- **Work to be completed**
Extract, from the listing that follows, each line containing the word "arrow".

───── Records for this task

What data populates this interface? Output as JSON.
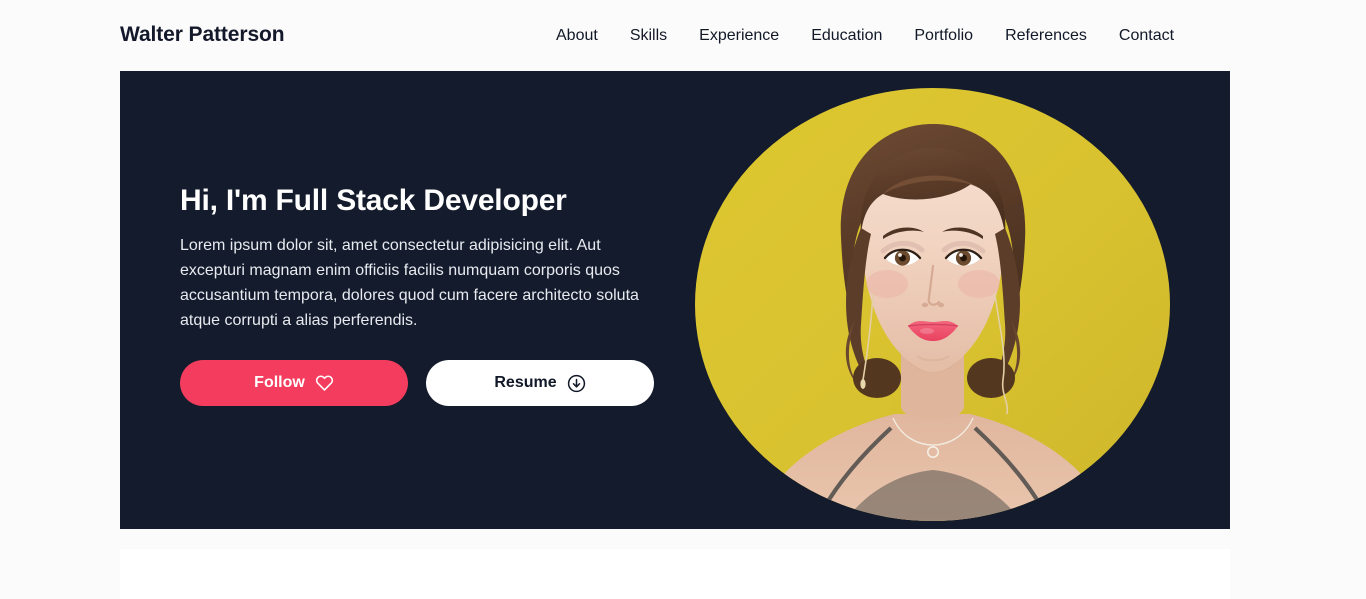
{
  "header": {
    "brand": "Walter Patterson",
    "nav": [
      {
        "label": "About"
      },
      {
        "label": "Skills"
      },
      {
        "label": "Experience"
      },
      {
        "label": "Education"
      },
      {
        "label": "Portfolio"
      },
      {
        "label": "References"
      },
      {
        "label": "Contact"
      }
    ]
  },
  "hero": {
    "title": "Hi, I'm Full Stack Developer",
    "description": "Lorem ipsum dolor sit, amet consectetur adipisicing elit. Aut excepturi magnam enim officiis facilis numquam corporis quos accusantium tempora, dolores quod cum facere architecto soluta atque corrupti a alias perferendis.",
    "buttons": {
      "follow": {
        "label": "Follow",
        "icon": "heart-icon"
      },
      "resume": {
        "label": "Resume",
        "icon": "download-circle-icon"
      }
    },
    "photo": {
      "alt": "portrait-photo",
      "background_color": "#d9c22f",
      "shape": "ellipse"
    }
  },
  "colors": {
    "page_background": "#fbfbfb",
    "hero_background": "#131b2c",
    "accent_pink": "#f43d5e",
    "photo_yellow": "#d9c22f",
    "text_dark": "#111827",
    "text_light": "#ffffff",
    "card_white": "#ffffff",
    "scrollbar_track": "#f1f1f1",
    "scrollbar_thumb": "#c1c1c1"
  },
  "scrollbar": {
    "up_arrow": "scroll-up-arrow",
    "down_arrow": "scroll-down-arrow",
    "position": "top"
  }
}
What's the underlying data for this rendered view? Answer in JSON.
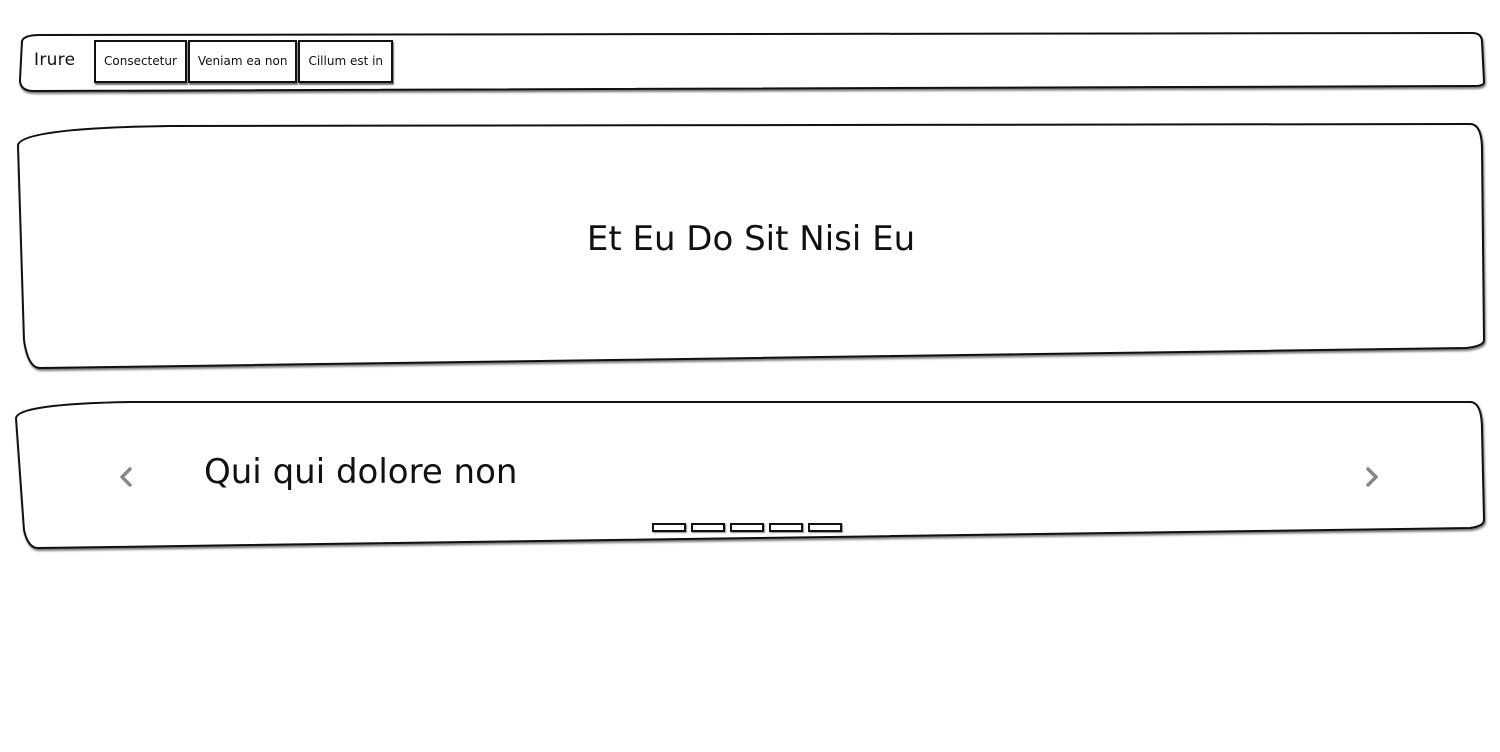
{
  "navbar": {
    "brand": "Irure",
    "items": [
      {
        "label": "Consectetur"
      },
      {
        "label": "Veniam ea non"
      },
      {
        "label": "Cillum est in"
      }
    ]
  },
  "hero": {
    "title": "Et Eu Do Sit Nisi Eu"
  },
  "carousel": {
    "caption": "Qui qui dolore non",
    "prev_icon": "chevron-left-icon",
    "next_icon": "chevron-right-icon",
    "slide_count": 5
  },
  "colors": {
    "ink": "#111111",
    "background": "#ffffff",
    "arrow": "#888888"
  }
}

──────────

- **Exercise answer**
    "up_arrow": "scroll-up-arrow",
    "down_arrow": "scroll-down-arrow",
    "arrow": "#888888"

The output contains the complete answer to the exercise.